■ **MATERIAL FOR THIS TASK**
☆ ☆ ☆ ☆

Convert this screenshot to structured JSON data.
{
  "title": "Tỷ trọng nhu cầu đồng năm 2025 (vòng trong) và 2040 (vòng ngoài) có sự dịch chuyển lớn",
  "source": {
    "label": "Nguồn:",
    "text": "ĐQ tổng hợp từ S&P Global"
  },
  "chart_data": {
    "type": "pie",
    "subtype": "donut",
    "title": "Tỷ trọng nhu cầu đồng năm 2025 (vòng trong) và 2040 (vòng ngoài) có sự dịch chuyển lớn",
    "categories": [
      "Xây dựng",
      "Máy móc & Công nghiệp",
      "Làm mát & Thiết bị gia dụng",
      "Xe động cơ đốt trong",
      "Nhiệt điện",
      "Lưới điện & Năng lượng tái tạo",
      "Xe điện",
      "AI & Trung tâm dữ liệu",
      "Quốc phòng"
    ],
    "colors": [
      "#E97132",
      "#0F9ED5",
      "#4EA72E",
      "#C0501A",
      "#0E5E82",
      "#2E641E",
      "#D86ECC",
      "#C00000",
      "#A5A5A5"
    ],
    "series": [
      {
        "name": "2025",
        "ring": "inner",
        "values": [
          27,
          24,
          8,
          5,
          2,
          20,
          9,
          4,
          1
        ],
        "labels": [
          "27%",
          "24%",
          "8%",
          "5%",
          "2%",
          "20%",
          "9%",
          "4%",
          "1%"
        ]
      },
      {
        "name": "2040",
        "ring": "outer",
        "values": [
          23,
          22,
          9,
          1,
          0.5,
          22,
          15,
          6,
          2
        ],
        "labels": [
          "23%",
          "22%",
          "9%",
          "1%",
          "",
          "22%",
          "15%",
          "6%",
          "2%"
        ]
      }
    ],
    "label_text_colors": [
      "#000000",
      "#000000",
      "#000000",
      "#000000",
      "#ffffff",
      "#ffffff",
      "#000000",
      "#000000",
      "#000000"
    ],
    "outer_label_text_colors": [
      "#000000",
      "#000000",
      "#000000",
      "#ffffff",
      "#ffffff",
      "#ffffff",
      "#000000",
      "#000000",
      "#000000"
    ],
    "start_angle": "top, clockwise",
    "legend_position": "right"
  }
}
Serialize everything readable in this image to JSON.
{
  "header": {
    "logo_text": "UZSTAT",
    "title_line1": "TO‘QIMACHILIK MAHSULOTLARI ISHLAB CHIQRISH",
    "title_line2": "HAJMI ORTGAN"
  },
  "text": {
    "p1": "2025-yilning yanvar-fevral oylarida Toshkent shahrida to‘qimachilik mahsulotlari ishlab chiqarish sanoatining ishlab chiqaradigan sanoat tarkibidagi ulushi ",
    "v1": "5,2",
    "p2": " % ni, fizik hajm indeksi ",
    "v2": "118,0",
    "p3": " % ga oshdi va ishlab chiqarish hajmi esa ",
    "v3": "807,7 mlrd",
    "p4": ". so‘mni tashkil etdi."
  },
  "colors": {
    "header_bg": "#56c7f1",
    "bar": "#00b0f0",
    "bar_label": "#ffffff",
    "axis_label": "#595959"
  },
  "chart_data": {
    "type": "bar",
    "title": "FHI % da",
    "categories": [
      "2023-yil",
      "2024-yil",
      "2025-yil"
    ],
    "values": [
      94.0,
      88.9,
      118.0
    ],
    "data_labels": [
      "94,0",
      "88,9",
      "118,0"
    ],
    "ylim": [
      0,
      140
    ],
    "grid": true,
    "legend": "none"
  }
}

☆ ☆ ☆ ☆

What is the number of lines in these records that contain "JSON"? Reply with the number only.

2